Rewrite the lines from the start of the records through the line containing "Bar bbox=[222, 332, 246, 350]", replacing "Bar" with "Column" and leaving everything else unchanged.

[Labeled region entries]
>>
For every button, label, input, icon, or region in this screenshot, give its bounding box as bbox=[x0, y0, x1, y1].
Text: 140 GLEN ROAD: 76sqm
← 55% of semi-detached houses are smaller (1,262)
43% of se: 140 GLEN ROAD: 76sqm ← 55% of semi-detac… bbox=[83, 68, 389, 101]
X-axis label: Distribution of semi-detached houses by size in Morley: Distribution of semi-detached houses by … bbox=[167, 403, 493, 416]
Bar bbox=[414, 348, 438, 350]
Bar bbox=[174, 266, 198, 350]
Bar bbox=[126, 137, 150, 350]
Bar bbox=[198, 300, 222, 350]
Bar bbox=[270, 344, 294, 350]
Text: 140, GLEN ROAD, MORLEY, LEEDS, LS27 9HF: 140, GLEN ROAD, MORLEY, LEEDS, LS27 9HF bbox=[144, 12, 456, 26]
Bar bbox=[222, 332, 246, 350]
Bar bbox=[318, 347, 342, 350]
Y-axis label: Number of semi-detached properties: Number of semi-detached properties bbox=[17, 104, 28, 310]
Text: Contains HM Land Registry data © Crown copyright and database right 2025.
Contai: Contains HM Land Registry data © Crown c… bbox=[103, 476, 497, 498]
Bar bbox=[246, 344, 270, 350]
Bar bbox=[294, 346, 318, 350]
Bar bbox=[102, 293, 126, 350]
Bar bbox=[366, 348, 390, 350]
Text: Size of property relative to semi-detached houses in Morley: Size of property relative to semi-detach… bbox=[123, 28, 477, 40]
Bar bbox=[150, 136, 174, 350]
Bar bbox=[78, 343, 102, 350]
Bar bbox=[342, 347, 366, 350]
<<
→ **Finished answer**:
For every button, label, input, icon, or region in this screenshot, give its bounding box as bbox=[x0, y0, x1, y1].
Text: 140 GLEN ROAD: 76sqm
← 55% of semi-detached houses are smaller (1,262)
43% of se: 140 GLEN ROAD: 76sqm ← 55% of semi-detac… bbox=[83, 68, 389, 101]
X-axis label: Distribution of semi-detached houses by size in Morley: Distribution of semi-detached houses by … bbox=[167, 403, 493, 416]
Column bbox=[414, 348, 438, 350]
Column bbox=[174, 266, 198, 350]
Column bbox=[126, 137, 150, 350]
Column bbox=[198, 300, 222, 350]
Column bbox=[270, 344, 294, 350]
Text: 140, GLEN ROAD, MORLEY, LEEDS, LS27 9HF: 140, GLEN ROAD, MORLEY, LEEDS, LS27 9HF bbox=[144, 12, 456, 26]
Column bbox=[222, 332, 246, 350]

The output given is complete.